(TASK BRIEF):
Exactly reproduce the lines from the one holding "Read out every word on this page." through the final line of the listing below, with both ends included and nothing else.

━━ STORED RECORDS ━━

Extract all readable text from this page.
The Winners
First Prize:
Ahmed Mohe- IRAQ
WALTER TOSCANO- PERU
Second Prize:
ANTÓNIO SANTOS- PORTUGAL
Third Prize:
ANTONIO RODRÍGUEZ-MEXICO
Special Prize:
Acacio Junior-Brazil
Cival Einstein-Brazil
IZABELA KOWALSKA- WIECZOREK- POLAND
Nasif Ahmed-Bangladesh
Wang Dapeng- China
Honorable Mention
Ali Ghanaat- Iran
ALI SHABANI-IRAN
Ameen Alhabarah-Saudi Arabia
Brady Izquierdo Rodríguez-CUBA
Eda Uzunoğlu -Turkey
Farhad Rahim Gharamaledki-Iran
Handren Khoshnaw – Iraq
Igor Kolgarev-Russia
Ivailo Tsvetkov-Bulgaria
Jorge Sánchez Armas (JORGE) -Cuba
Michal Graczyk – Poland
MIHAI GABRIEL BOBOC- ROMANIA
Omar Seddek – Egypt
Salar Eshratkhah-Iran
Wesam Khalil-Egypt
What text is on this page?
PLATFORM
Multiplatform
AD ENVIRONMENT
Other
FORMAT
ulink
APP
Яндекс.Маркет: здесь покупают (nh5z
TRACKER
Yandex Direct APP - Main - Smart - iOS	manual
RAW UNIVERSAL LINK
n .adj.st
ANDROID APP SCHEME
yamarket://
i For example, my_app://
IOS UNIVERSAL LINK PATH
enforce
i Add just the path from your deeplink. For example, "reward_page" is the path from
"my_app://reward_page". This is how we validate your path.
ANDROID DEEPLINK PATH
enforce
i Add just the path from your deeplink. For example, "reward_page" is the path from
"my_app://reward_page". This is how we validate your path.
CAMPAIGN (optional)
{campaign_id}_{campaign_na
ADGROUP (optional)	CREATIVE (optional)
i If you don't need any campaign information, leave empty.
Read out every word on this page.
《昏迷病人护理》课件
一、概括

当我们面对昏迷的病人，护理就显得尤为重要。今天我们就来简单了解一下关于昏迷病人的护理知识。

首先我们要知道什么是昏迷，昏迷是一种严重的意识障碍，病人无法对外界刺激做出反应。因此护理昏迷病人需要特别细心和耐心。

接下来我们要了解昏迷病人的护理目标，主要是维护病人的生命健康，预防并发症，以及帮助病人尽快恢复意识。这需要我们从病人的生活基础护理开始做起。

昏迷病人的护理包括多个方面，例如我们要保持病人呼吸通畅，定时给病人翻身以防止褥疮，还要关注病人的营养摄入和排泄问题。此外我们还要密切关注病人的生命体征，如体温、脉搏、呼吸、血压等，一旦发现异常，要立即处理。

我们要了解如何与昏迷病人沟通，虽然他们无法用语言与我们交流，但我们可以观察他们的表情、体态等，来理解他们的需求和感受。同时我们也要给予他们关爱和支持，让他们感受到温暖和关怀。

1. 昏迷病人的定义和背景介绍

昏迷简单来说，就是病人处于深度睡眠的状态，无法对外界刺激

━━━

(REPLY TO THE EXERCISE):
Read out every word on this page.
《昏迷病人护理》课件
一、概括

当我们面对昏迷的病人，护理就显得尤为重要。今天我们就来简单了解一下关于昏迷病人的护理知识。

首先我们要知道什么是昏迷，昏迷是一种严重的意识障碍，病人无法对外界刺激做出反应。因此护理昏迷病人需要特别细心和耐心。

接下来我们要了解昏迷病人的护理目标，主要是维护病人的生命健康，预防并发症，以及帮助病人尽快恢复意识。这需要我们从病人的生活基础护理开始做起。

昏迷病人的护理包括多个方面，例如我们要保持病人呼吸通畅，定时给病人翻身以防止褥疮，还要关注病人的营养摄入和排泄问题。此外我们还要密切关注病人的生命体征，如体温、脉搏、呼吸、血压等，一旦发现异常，要立即处理。

我们要了解如何与昏迷病人沟通，虽然他们无法用语言与我们交流，但我们可以观察他们的表情、体态等，来理解他们的需求和感受。同时我们也要给予他们关爱和支持，让他们感受到温暖和关怀。

1. 昏迷病人的定义和背景介绍

昏迷简单来说，就是病人处于深度睡眠的状态，无法对外界刺激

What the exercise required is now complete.